## Listing
━━━━━━

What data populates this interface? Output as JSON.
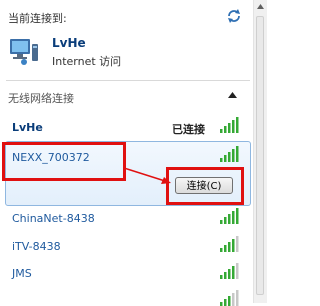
{
  "header": {
    "title": "当前连接到:",
    "connection_name": "LvHe",
    "connection_status": "Internet 访问"
  },
  "section": {
    "title": "无线网络连接"
  },
  "networks": [
    {
      "name": "LvHe",
      "status": "已连接",
      "signal_bars": 5,
      "state": "connected"
    },
    {
      "name": "NEXX_700372",
      "signal_bars": 5,
      "state": "selected",
      "button_label": "连接(C)"
    },
    {
      "name": "ChinaNet-8438",
      "signal_bars": 5
    },
    {
      "name": "iTV-8438",
      "signal_bars": 4
    },
    {
      "name": "JMS",
      "signal_bars": 4
    },
    {
      "name": "",
      "signal_bars": 3
    }
  ],
  "colors": {
    "accent_text": "#1f5a9e",
    "signal_green": "#35a935",
    "annotation_red": "#e01010",
    "selected_border": "#8fb7e0"
  },
  "icons": [
    "refresh-icon",
    "network-computer-icon",
    "chevron-up-icon",
    "signal-strength-icon",
    "red-arrow"
  ]
}
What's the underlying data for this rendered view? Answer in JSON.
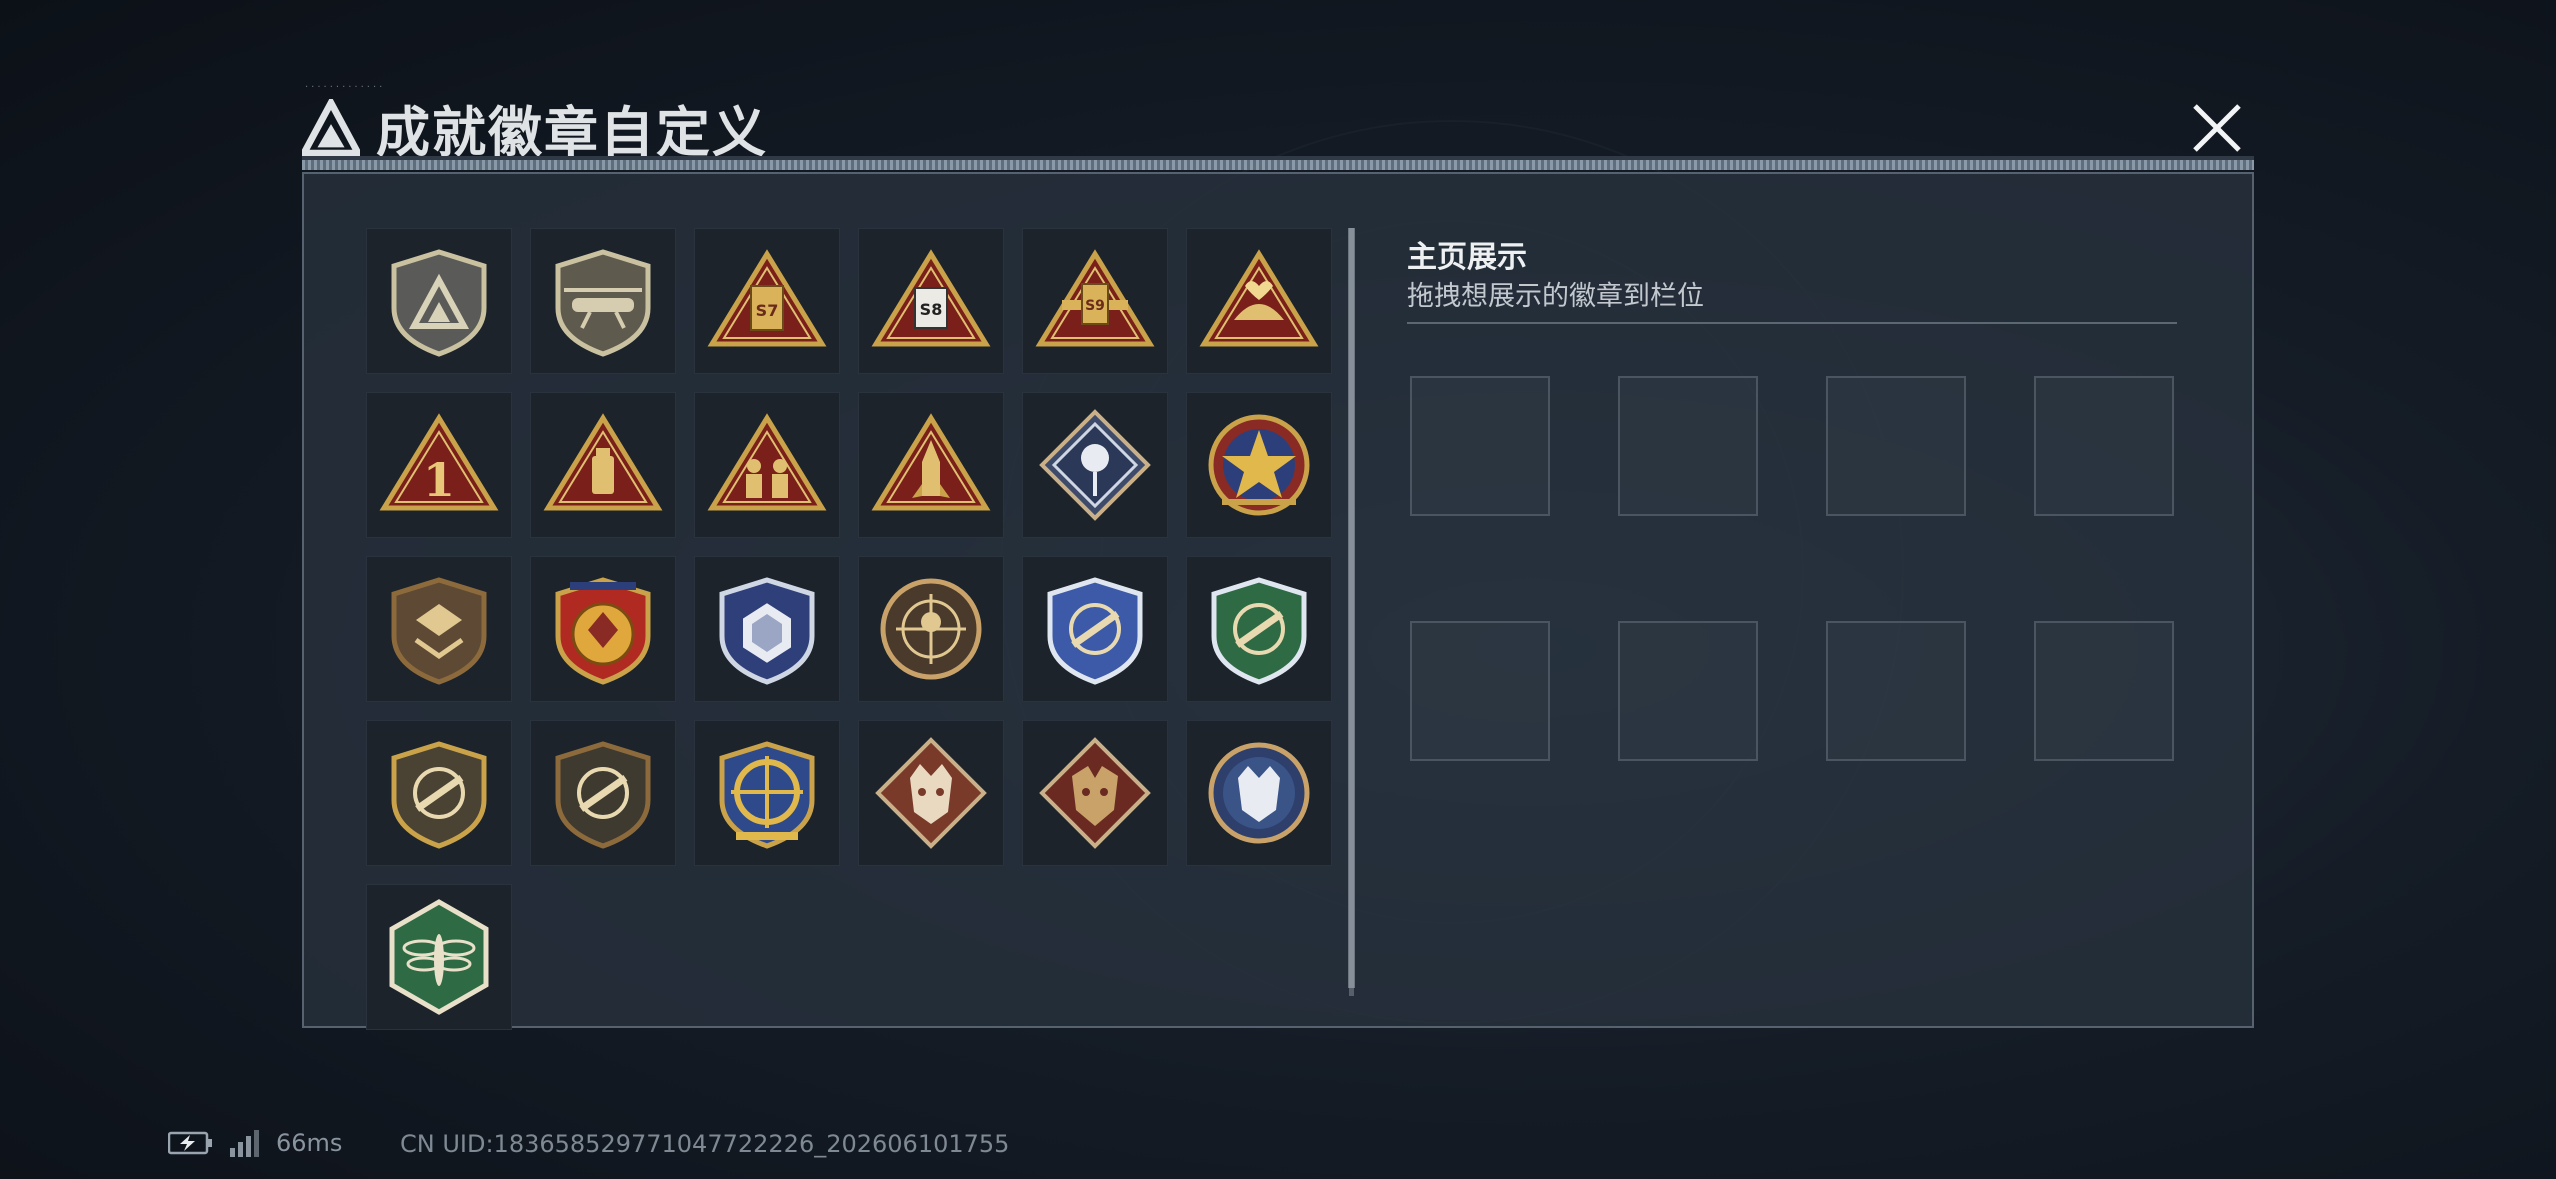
{
  "header": {
    "title": "成就徽章自定义",
    "close_label": "×"
  },
  "badges": [
    {
      "name": "season-shield-badge",
      "label": ""
    },
    {
      "name": "helicopter-shield-badge",
      "label": ""
    },
    {
      "name": "s7-triangle-badge",
      "label": "S7"
    },
    {
      "name": "s8-triangle-badge",
      "label": "S8"
    },
    {
      "name": "s9-triangle-badge",
      "label": "S9"
    },
    {
      "name": "heart-triangle-badge",
      "label": ""
    },
    {
      "name": "rank-one-triangle-badge",
      "label": "1"
    },
    {
      "name": "usb-triangle-badge",
      "label": ""
    },
    {
      "name": "soldiers-triangle-badge",
      "label": ""
    },
    {
      "name": "rocket-triangle-badge",
      "label": ""
    },
    {
      "name": "rose-diamond-badge",
      "label": ""
    },
    {
      "name": "star-medal-badge",
      "label": ""
    },
    {
      "name": "bronze-emblem-shield-badge",
      "label": ""
    },
    {
      "name": "gold-emblem-shield-badge",
      "label": ""
    },
    {
      "name": "blue-dice-shield-badge",
      "label": ""
    },
    {
      "name": "sniper-round-badge",
      "label": ""
    },
    {
      "name": "blue-rifle-shield-badge",
      "label": ""
    },
    {
      "name": "green-rifle-shield-badge",
      "label": ""
    },
    {
      "name": "gold-rifle-shield-badge",
      "label": ""
    },
    {
      "name": "bronze-rifle-shield-badge",
      "label": ""
    },
    {
      "name": "blue-target-shield-badge",
      "label": ""
    },
    {
      "name": "wolf-diamond-badge",
      "label": ""
    },
    {
      "name": "dragon-diamond-badge",
      "label": ""
    },
    {
      "name": "wolf-round-badge",
      "label": ""
    },
    {
      "name": "dragonfly-hexagon-badge",
      "label": ""
    }
  ],
  "showcase": {
    "heading": "主页展示",
    "subtitle": "拖拽想展示的徽章到栏位",
    "slot_count": 8
  },
  "status": {
    "ping": "66ms",
    "uid": "CN UID:183658529771047722226_202606101755"
  },
  "colors": {
    "gold": "#c9a24a",
    "bronze": "#8c6a3c",
    "triangle_red": "#7a1f1a",
    "blue": "#3c5aa8",
    "green": "#2e6b45",
    "panel": "#28323e"
  }
}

━━━━━━

Take the listing above and restate it word for word, without its pictures.

What data populates this interface? Output as JSON.
{
  "header": {
    "title": "当前连接到:",
    "connection_name": "LvHe",
    "connection_status": "Internet 访问"
  },
  "section": {
    "title": "无线网络连接"
  },
  "networks": [
    {
      "name": "LvHe",
      "status": "已连接",
      "signal_bars": 5,
      "state": "connected"
    },
    {
      "name": "NEXX_700372",
      "signal_bars": 5,
      "state": "selected",
      "button_label": "连接(C)"
    },
    {
      "name": "ChinaNet-8438",
      "signal_bars": 5
    },
    {
      "name": "iTV-8438",
      "signal_bars": 4
    },
    {
      "name": "JMS",
      "signal_bars": 4
    },
    {
      "name": "",
      "signal_bars": 3
    }
  ],
  "colors": {
    "accent_text": "#1f5a9e",
    "signal_green": "#35a935",
    "annotation_red": "#e01010",
    "selected_border": "#8fb7e0"
  },
  "icons": [
    "refresh-icon",
    "network-computer-icon",
    "chevron-up-icon",
    "signal-strength-icon",
    "red-arrow"
  ]
}
What's the underlying data for this rendered view? Answer in JSON.
{
  "header": {
    "title": "成就徽章自定义",
    "close_label": "×"
  },
  "badges": [
    {
      "name": "season-shield-badge",
      "label": ""
    },
    {
      "name": "helicopter-shield-badge",
      "label": ""
    },
    {
      "name": "s7-triangle-badge",
      "label": "S7"
    },
    {
      "name": "s8-triangle-badge",
      "label": "S8"
    },
    {
      "name": "s9-triangle-badge",
      "label": "S9"
    },
    {
      "name": "heart-triangle-badge",
      "label": ""
    },
    {
      "name": "rank-one-triangle-badge",
      "label": "1"
    },
    {
      "name": "usb-triangle-badge",
      "label": ""
    },
    {
      "name": "soldiers-triangle-badge",
      "label": ""
    },
    {
      "name": "rocket-triangle-badge",
      "label": ""
    },
    {
      "name": "rose-diamond-badge",
      "label": ""
    },
    {
      "name": "star-medal-badge",
      "label": ""
    },
    {
      "name": "bronze-emblem-shield-badge",
      "label": ""
    },
    {
      "name": "gold-emblem-shield-badge",
      "label": ""
    },
    {
      "name": "blue-dice-shield-badge",
      "label": ""
    },
    {
      "name": "sniper-round-badge",
      "label": ""
    },
    {
      "name": "blue-rifle-shield-badge",
      "label": ""
    },
    {
      "name": "green-rifle-shield-badge",
      "label": ""
    },
    {
      "name": "gold-rifle-shield-badge",
      "label": ""
    },
    {
      "name": "bronze-rifle-shield-badge",
      "label": ""
    },
    {
      "name": "blue-target-shield-badge",
      "label": ""
    },
    {
      "name": "wolf-diamond-badge",
      "label": ""
    },
    {
      "name": "dragon-diamond-badge",
      "label": ""
    },
    {
      "name": "wolf-round-badge",
      "label": ""
    },
    {
      "name": "dragonfly-hexagon-badge",
      "label": ""
    }
  ],
  "showcase": {
    "heading": "主页展示",
    "subtitle": "拖拽想展示的徽章到栏位",
    "slot_count": 8
  },
  "status": {
    "ping": "66ms",
    "uid": "CN UID:183658529771047722226_202606101755"
  },
  "colors": {
    "gold": "#c9a24a",
    "bronze": "#8c6a3c",
    "triangle_red": "#7a1f1a",
    "blue": "#3c5aa8",
    "green": "#2e6b45",
    "panel": "#28323e"
  }
}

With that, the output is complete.